• Tarefa obrigatória 1: Segundo o Ministério Público, no texto selecionado, qual é o prazo de interposição dos recursos para o Tribunal Constitucional?

■ ■ ■ ■

2. No recurso interposto para o Tribunal Constitucional (requerimento de fls.
37), os recorrentes, alegando que impugnaram a decisão de facto no recurso de apelação; que verificaram, então, ser imperceptível a gravação dos depoimentos relevantes para o recurso que interpuseram, razão que leva a que 'a gravação
[deva] ser dada como inexistente'; e que tal 'vício (...) consubstancia uma nulidade insuprível, a qual foi arguida em tempo, conf. o disposto nos art. 205º nº 3 do CPC e artº 9º do DL nº 39/95, de 15 de Fevereiro', vieram sustentar que o Tribunal da Relação de Lisboa deveria ter determinado a renovação da prova, para dar 'cumprimento ao disposto no nº 5 do art. 690º-A do CPC '. Assim, 'não tendo, portanto, o douto Acórdão ordenado a requerida renovação dos meios de prova produzidos em sede de audiência de julgamento, afigura-se-nos, salvo a devida vénia, ter sido violado um direito fundamental constitucionalmente consagrado no art. 20º da CRP, o acesso ao direito e tutela jurisdicional efectiva'. E apresentam se seguintes
'CONCLUSÕES: Entendemos, assim, dever o Tribunal Constitucional apreciar a questão da constitucionalidade e legalidade do douto Acórdão do Tribunal da Relação de Lisboa em apreço, porquanto considerarmos ter o mesmo violado o dever fundamental consagrado no art. 20º da CRP, o acesso ao direito e tutela jurisdicional efectiva, a defesa dos direitos e interesses legalmente protegidos... Deverá, assim, como se requer, com base no disposto no art. 9º do DL n.º 39/95 de 15 de Fevereiro, conjugado com os arts. 205º n.º 3, 690º-A e 712º n.º 1 alínea a), n.º 2 e n.º3 do CPC, a. Ser o douto Acórdão recorrido considerado inconstitucional, por ter o mesmo recusado aplicar as normas legalmente previstas e adequadas ao caso subjudice e, em consequência, b. Conceder provimento ao presente recurso, revogando, a final, a douta decisão recorrida, c. Determinando ao tribunal a quo que a reforme ou mande reformar de acordo com o juízo formulado pelo Tribunal Constitucional.' E assim se fará a habitual JUSTIÇA!!!'
3. Notificado para se pronunciar sobre a reclamação o Ministério Público manifestou-se no sentido da sua improcedência, nos seguintes termos:
'Ao contrário do que se considera no despacho de rejeição do recurso de constitucionalidade, de p. 47 destes autos, é de 10 dias o prazo de interposição dos recursos para o TC, por força do estatuído no n.º 1 do art. 75º da Lei n.º
28/82, na redacção emergente da Lei n.º 13-A/98, de 26 de Fevereiro. Por outro lado, tendo sido suscitados incidentes pós-decisórios no Tribunal 'a quo', versando sobre matérias obviamente insusceptíveis de cognição por este Tribunal Constitucional (arguição de nulidades, pedido de reforma, etc.), o prazo para interposição do recurso de constitucionalidade só se inicia após dirimição, no Tribunal 'a quo', de tais incidentes, nos termos previstos no art. 686º do CPC
(cfr. ac. 79/2000).

■ ■ ■ ■

• Tarefa obrigatória 2: Formate como lista numerada as linhas da listagem desde a linha com "admin-sidebar: Dashboard Posts" até a linha com "sidebar-item-media[interactable]: Media (0, 64, 128, 96)", ambas incluídas, sem as linhas em branco.

■ ■ ■ ■

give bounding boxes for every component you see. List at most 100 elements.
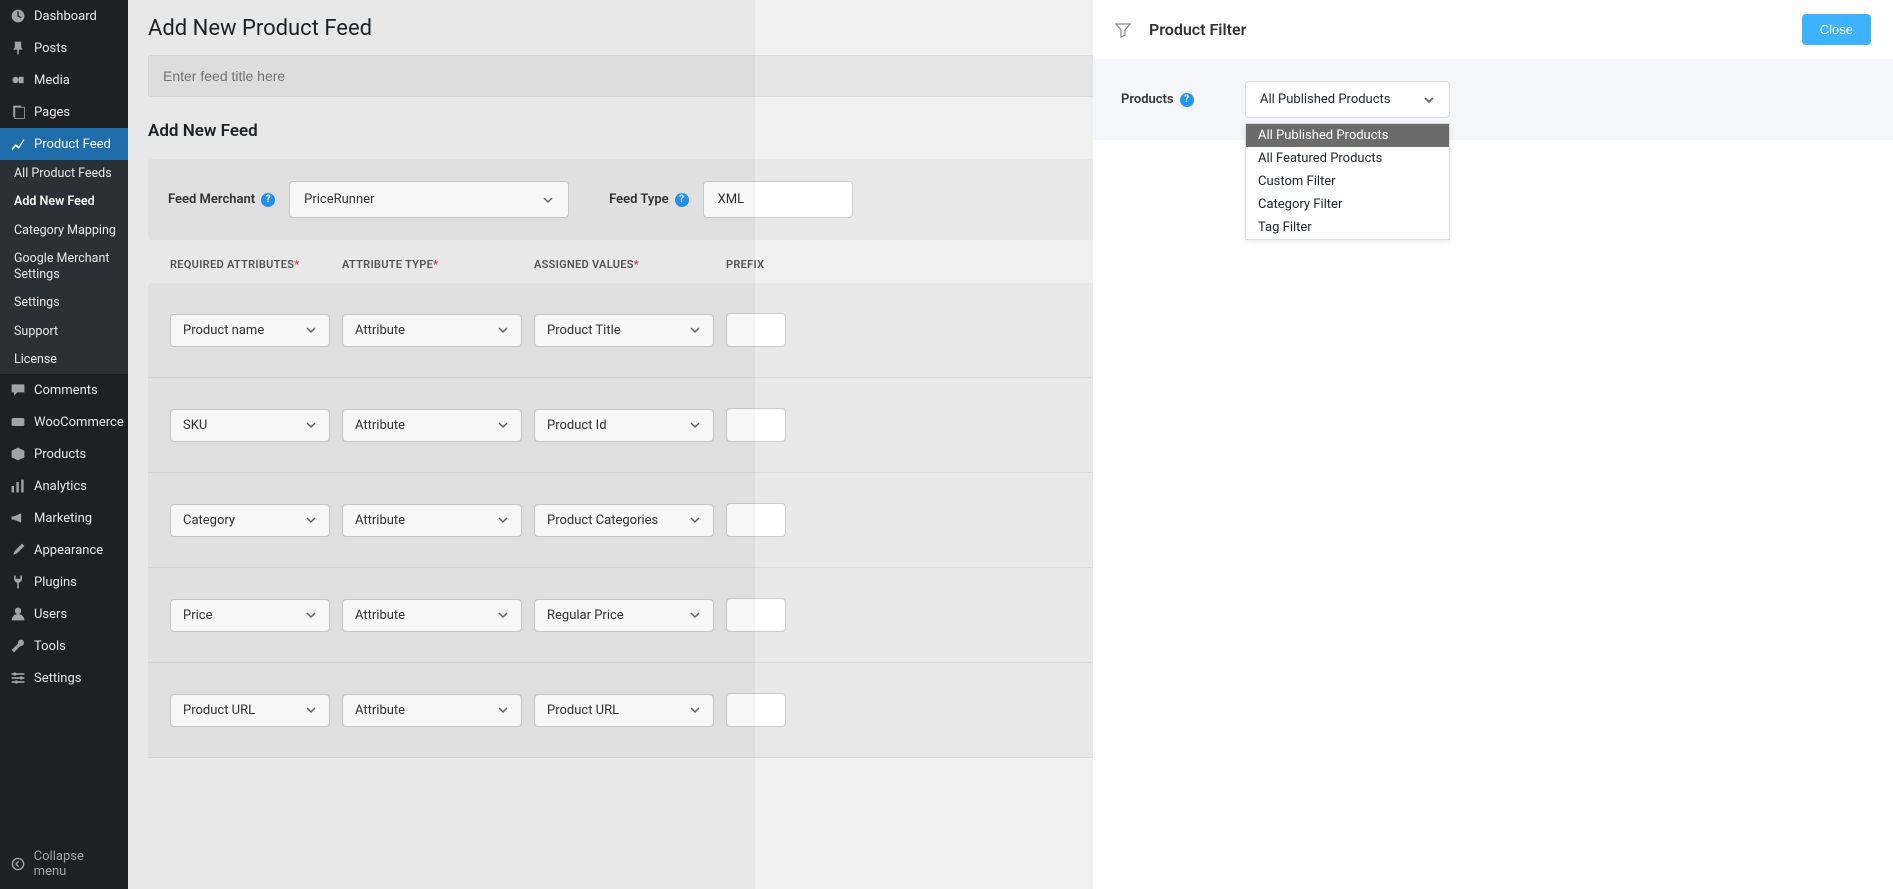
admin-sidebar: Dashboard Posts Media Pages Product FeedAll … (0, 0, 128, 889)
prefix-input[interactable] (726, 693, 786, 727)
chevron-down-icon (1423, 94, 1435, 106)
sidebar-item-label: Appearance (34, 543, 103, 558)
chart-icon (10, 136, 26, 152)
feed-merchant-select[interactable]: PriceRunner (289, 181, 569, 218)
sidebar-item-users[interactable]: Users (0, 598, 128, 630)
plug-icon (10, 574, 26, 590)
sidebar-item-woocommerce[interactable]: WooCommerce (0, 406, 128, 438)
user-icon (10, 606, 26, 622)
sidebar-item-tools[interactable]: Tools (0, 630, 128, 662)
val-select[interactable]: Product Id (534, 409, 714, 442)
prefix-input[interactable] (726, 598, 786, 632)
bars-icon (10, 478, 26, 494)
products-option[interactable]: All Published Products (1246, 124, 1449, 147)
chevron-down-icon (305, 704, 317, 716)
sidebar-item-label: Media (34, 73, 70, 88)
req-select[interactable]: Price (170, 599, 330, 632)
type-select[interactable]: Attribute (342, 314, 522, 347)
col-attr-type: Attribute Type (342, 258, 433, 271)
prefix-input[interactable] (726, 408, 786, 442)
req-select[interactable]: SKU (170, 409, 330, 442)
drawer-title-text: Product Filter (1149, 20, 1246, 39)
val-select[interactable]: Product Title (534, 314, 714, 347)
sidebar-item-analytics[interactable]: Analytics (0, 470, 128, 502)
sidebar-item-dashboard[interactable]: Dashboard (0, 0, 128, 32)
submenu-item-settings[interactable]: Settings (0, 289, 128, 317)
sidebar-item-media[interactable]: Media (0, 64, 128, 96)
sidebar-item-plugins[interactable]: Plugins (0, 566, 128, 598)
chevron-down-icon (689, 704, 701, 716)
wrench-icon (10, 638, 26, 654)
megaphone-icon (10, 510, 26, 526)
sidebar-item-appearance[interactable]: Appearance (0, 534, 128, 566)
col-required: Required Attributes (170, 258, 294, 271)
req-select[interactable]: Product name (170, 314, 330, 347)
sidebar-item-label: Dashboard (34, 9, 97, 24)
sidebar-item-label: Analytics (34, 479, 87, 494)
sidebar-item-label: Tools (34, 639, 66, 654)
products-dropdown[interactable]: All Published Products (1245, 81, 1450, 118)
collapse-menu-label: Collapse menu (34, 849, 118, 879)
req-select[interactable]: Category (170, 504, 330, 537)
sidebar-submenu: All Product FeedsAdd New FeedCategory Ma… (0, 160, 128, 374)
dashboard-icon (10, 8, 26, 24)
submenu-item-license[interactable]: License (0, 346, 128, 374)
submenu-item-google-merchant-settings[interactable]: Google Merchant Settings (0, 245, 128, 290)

■ ■ ■ ■

• Resposta correta 1: O prazo é de 10 dias.

• Resposta correta 2:
1. admin-sidebar: Dashboard Posts Media Pages Product FeedAll … (0, 0, 128, 889)
2. prefix-input[interactable] (726, 693, 786, 727)
3. chevron-down-icon (1423, 94, 1435, 106)
4. sidebar-item-label: Appearance (34, 543, 103, 558)
5. chart-icon (10, 136, 26, 152)
6. feed-merchant-select[interactable]: PriceRunner (289, 181, 569, 218)
7. sidebar-item-users[interactable]: Users (0, 598, 128, 630)
8. plug-icon (10, 574, 26, 590)
9. sidebar-item-woocommerce[interactable]: WooCommerce (0, 406, 128, 438)
10. user-icon (10, 606, 26, 622)
11. sidebar-item-tools[interactable]: Tools (0, 630, 128, 662)
12. val-select[interactable]: Product Id (534, 409, 714, 442)
13. prefix-input[interactable] (726, 598, 786, 632)
14. bars-icon (10, 478, 26, 494)
15. products-option[interactable]: All Published Products (1246, 124, 1449, 147)
16. chevron-down-icon (305, 704, 317, 716)
17. sidebar-item-label: Media (34, 73, 70, 88)
18. req-select[interactable]: Price (170, 599, 330, 632)
19. type-select[interactable]: Attribute (342, 314, 522, 347)
20. col-attr-type: Attribute Type (342, 258, 433, 271)
21. prefix-input[interactable] (726, 408, 786, 442)
22. req-select[interactable]: SKU (170, 409, 330, 442)
23. drawer-title-text: Product Filter (1149, 20, 1246, 39)
24. val-select[interactable]: Product Title (534, 314, 714, 347)
25. sidebar-item-analytics[interactable]: Analytics (0, 470, 128, 502)
26. sidebar-item-dashboard[interactable]: Dashboard (0, 0, 128, 32)
27. submenu-item-settings[interactable]: Settings (0, 289, 128, 317)
28. sidebar-item-media[interactable]: Media (0, 64, 128, 96)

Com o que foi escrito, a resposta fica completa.